* Begin *
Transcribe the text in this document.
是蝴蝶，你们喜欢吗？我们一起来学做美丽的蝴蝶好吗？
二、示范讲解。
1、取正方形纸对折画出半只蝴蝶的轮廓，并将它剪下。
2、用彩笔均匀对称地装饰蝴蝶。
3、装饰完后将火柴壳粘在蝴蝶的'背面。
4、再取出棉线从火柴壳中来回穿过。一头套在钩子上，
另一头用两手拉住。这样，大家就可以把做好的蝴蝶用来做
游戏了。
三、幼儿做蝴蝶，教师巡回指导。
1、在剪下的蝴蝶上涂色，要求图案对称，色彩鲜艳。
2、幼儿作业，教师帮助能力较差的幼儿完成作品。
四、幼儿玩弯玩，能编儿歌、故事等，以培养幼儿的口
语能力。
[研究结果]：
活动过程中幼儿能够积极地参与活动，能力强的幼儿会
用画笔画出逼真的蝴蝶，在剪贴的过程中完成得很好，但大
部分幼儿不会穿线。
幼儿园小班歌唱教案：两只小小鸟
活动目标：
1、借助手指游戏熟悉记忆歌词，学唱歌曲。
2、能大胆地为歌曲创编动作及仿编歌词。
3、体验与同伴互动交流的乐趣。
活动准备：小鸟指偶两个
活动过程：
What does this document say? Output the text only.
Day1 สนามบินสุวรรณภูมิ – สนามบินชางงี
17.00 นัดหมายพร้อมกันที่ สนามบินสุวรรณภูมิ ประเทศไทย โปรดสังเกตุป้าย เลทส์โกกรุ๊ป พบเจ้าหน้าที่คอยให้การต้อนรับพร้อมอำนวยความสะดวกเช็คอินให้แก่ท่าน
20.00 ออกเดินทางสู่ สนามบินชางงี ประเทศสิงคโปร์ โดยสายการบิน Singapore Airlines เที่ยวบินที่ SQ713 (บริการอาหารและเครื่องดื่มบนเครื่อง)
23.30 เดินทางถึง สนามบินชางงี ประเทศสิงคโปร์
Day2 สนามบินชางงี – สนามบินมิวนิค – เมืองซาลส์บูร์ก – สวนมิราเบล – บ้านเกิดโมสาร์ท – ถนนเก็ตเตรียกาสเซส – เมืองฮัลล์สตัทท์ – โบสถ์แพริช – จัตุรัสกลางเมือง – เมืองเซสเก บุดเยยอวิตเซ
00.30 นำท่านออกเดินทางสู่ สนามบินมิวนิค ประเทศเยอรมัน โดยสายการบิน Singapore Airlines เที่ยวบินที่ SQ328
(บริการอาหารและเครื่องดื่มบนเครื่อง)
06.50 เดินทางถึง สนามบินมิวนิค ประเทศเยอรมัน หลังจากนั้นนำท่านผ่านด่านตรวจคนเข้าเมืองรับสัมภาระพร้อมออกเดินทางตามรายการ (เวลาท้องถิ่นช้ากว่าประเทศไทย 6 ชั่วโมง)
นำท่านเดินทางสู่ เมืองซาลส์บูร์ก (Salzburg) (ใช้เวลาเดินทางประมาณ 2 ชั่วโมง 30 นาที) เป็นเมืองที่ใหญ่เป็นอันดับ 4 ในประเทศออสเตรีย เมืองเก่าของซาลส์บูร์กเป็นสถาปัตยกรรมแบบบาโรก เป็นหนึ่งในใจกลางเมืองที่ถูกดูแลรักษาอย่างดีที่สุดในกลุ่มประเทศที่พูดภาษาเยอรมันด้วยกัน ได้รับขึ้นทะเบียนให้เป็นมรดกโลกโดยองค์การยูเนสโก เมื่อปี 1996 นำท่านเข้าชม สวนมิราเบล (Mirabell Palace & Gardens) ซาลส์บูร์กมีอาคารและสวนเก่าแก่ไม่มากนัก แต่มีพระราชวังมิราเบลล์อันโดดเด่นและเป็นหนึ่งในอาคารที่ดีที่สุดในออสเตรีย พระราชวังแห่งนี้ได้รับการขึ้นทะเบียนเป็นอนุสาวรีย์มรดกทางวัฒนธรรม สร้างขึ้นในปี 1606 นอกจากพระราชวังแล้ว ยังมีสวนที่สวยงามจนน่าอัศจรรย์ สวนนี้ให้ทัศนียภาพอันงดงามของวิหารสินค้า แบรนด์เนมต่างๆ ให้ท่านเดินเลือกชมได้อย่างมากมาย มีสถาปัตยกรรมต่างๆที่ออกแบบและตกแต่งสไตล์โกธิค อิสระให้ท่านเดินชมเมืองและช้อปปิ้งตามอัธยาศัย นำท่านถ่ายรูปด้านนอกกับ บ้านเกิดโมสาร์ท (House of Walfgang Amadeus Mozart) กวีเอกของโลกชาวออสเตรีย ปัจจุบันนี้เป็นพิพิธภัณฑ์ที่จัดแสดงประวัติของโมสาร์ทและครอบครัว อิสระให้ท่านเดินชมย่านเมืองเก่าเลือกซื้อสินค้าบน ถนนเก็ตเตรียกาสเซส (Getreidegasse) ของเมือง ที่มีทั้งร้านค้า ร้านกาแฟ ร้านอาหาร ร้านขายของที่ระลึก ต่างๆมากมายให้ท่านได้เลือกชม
* End *
◆ DIRECTIVE:
Retype every record above exactly as written.

◆ FULL RESPONSE:
Transcribe the text in this document.
是蝴蝶，你们喜欢吗？我们一起来学做美丽的蝴蝶好吗？
二、示范讲解。
1、取正方形纸对折画出半只蝴蝶的轮廓，并将它剪下。
2、用彩笔均匀对称地装饰蝴蝶。
3、装饰完后将火柴壳粘在蝴蝶的'背面。
4、再取出棉线从火柴壳中来回穿过。一头套在钩子上，
另一头用两手拉住。这样，大家就可以把做好的蝴蝶用来做
游戏了。
三、幼儿做蝴蝶，教师巡回指导。
1、在剪下的蝴蝶上涂色，要求图案对称，色彩鲜艳。
2、幼儿作业，教师帮助能力较差的幼儿完成作品。
四、幼儿玩弯玩，能编儿歌、故事等，以培养幼儿的口
语能力。
[研究结果]：
活动过程中幼儿能够积极地参与活动，能力强的幼儿会
用画笔画出逼真的蝴蝶，在剪贴的过程中完成得很好，但大
部分幼儿不会穿线。
幼儿园小班歌唱教案：两只小小鸟
活动目标：
1、借助手指游戏熟悉记忆歌词，学唱歌曲。
2、能大胆地为歌曲创编动作及仿编歌词。
3、体验与同伴互动交流的乐趣。
活动准备：小鸟指偶两个
活动过程：
What does this document say? Output the text only.
Day1 สนามบินสุวรรณภูมิ – สนามบินชางงี
17.00 นัดหมายพร้อมกันที่ สนามบินสุวรรณภูมิ ประเทศไทย โปรดสังเกตุป้าย เลทส์โกกรุ๊ป พบเจ้าหน้าที่คอยให้การต้อนรับพร้อมอำนวยความสะดวกเช็คอินให้แก่ท่าน
20.00 ออกเดินทางสู่ สนามบินชางงี ประเทศสิงคโปร์ โดยสายการบิน Singapore Airlines เที่ยวบินที่ SQ713 (บริการอาหารและเครื่องดื่มบนเครื่อง)
23.30 เดินทางถึง สนามบินชางงี ประเทศสิงคโปร์
Day2 สนามบินชางงี – สนามบินมิวนิค – เมืองซาลส์บูร์ก – สวนมิราเบล – บ้านเกิดโมสาร์ท – ถนนเก็ตเตรียกาสเซส – เมืองฮัลล์สตัทท์ – โบสถ์แพริช – จัตุรัสกลางเมือง – เมืองเซสเก บุดเยยอวิตเซ
00.30 นำท่านออกเดินทางสู่ สนามบินมิวนิค ประเทศเยอรมัน โดยสายการบิน Singapore Airlines เที่ยวบินที่ SQ328
(บริการอาหารและเครื่องดื่มบนเครื่อง)
06.50 เดินทางถึง สนามบินมิวนิค ประเทศเยอรมัน หลังจากนั้นนำท่านผ่านด่านตรวจคนเข้าเมืองรับสัมภาระพร้อมออกเดินทางตามรายการ (เวลาท้องถิ่นช้ากว่าประเทศไทย 6 ชั่วโมง)
นำท่านเดินทางสู่ เมืองซาลส์บูร์ก (Salzburg) (ใช้เวลาเดินทางประมาณ 2 ชั่วโมง 30 นาที) เป็นเมืองที่ใหญ่เป็นอันดับ 4 ในประเทศออสเตรีย เมืองเก่าของซาลส์บูร์กเป็นสถาปัตยกรรมแบบบาโรก เป็นหนึ่งในใจกลางเมืองที่ถูกดูแลรักษาอย่างดีที่สุดในกลุ่มประเทศที่พูดภาษาเยอรมันด้วยกัน ได้รับขึ้นทะเบียนให้เป็นมรดกโลกโดยองค์การยูเนสโก เมื่อปี 1996 นำท่านเข้าชม สวนมิราเบล (Mirabell Palace & Gardens) ซาลส์บูร์กมีอาคารและสวนเก่าแก่ไม่มากนัก แต่มีพระราชวังมิราเบลล์อันโดดเด่นและเป็นหนึ่งในอาคารที่ดีที่สุดในออสเตรีย พระราชวังแห่งนี้ได้รับการขึ้นทะเบียนเป็นอนุสาวรีย์มรดกทางวัฒนธรรม สร้างขึ้นในปี 1606 นอกจากพระราชวังแล้ว ยังมีสวนที่สวยงามจนน่าอัศจรรย์ สวนนี้ให้ทัศนียภาพอันงดงามของวิหารสินค้า แบรนด์เนมต่างๆ ให้ท่านเดินเลือกชมได้อย่างมากมาย มีสถาปัตยกรรมต่างๆที่ออกแบบและตกแต่งสไตล์โกธิค อิสระให้ท่านเดินชมเมืองและช้อปปิ้งตามอัธยาศัย นำท่านถ่ายรูปด้านนอกกับ บ้านเกิดโมสาร์ท (House of Walfgang Amadeus Mozart) กวีเอกของโลกชาวออสเตรีย ปัจจุบันนี้เป็นพิพิธภัณฑ์ที่จัดแสดงประวัติของโมสาร์ทและครอบครัว อิสระให้ท่านเดินชมย่านเมืองเก่าเลือกซื้อสินค้าบน ถนนเก็ตเตรียกาสเซส (Getreidegasse) ของเมือง ที่มีทั้งร้านค้า ร้านกาแฟ ร้านอาหาร ร้านขายของที่ระลึก ต่างๆมากมายให้ท่านได้เลือกชม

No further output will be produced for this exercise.